## begin Material for this task
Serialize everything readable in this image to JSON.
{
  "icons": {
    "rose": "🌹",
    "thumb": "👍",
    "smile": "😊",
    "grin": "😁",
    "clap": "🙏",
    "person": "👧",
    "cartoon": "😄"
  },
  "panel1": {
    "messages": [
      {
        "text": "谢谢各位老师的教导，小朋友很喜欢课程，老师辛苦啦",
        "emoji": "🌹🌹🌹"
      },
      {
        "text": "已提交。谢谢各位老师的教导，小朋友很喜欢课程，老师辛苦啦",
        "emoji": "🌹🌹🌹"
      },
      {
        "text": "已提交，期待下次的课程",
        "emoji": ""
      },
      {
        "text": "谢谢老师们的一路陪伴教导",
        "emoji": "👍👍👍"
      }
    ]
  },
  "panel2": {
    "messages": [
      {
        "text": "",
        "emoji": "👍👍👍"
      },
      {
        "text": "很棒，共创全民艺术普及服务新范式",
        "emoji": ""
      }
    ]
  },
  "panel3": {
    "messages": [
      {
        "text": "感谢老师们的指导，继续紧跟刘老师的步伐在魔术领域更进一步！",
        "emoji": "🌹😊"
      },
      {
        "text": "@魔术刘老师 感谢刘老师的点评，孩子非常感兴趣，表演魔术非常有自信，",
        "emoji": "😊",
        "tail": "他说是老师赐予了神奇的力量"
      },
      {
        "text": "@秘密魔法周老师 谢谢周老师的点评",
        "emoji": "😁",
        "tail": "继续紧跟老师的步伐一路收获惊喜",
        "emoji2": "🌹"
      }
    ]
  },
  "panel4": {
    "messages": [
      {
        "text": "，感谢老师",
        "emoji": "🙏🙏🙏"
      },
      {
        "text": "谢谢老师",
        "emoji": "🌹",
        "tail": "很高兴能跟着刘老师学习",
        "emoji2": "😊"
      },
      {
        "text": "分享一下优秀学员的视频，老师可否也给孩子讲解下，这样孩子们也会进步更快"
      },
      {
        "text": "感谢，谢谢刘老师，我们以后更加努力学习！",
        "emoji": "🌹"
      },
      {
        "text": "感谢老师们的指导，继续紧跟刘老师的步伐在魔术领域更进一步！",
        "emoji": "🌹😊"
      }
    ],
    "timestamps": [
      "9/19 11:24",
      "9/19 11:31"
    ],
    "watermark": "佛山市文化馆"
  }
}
## end Material for this task
## begin Material for this task
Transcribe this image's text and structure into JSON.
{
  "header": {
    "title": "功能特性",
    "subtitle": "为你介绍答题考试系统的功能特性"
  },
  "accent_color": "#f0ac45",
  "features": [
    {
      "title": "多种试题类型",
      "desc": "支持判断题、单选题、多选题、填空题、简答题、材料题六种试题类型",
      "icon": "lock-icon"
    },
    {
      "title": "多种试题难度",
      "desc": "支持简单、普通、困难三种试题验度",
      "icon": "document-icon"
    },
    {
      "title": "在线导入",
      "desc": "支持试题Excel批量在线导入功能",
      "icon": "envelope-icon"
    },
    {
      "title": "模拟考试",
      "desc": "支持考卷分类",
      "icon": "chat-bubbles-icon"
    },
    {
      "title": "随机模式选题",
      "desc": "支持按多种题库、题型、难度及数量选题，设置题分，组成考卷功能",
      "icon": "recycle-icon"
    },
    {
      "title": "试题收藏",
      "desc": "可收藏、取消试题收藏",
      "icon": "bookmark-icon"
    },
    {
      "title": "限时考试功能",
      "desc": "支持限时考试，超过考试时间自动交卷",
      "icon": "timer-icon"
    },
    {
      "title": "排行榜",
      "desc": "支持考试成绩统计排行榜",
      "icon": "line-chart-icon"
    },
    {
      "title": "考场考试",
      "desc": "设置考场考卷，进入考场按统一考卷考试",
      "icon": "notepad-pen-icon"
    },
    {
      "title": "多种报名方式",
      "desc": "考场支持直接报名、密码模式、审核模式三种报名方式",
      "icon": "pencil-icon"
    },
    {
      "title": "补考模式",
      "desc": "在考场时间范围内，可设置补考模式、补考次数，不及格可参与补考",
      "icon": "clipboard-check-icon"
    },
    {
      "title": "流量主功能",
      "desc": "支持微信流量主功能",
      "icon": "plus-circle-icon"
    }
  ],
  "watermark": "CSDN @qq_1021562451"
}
## end Material for this task
Written exercise:
Say how many lines in the entries contain the string "老师辛苦啦", and leave out everything else.

Output below:
2